**What the exercise asks**: Gather all lines in the entries below that include the word "辐射力天平法".

**Records for the task**:
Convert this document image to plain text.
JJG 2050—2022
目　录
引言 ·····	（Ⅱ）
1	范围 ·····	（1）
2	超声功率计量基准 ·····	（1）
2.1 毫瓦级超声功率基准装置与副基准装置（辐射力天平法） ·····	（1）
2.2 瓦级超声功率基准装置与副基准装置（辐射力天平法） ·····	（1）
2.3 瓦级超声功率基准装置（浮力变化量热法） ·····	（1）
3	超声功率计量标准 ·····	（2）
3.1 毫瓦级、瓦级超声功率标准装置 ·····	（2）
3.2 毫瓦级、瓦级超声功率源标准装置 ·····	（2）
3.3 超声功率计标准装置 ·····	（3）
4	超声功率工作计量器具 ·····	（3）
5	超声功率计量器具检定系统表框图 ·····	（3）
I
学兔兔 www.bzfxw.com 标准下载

**Full output**:
2.1 毫瓦级超声功率基准装置与副基准装置（辐射力天平法） ·····	（1）
2.2 瓦级超声功率基准装置与副基准装置（辐射力天平法） ·····	（1）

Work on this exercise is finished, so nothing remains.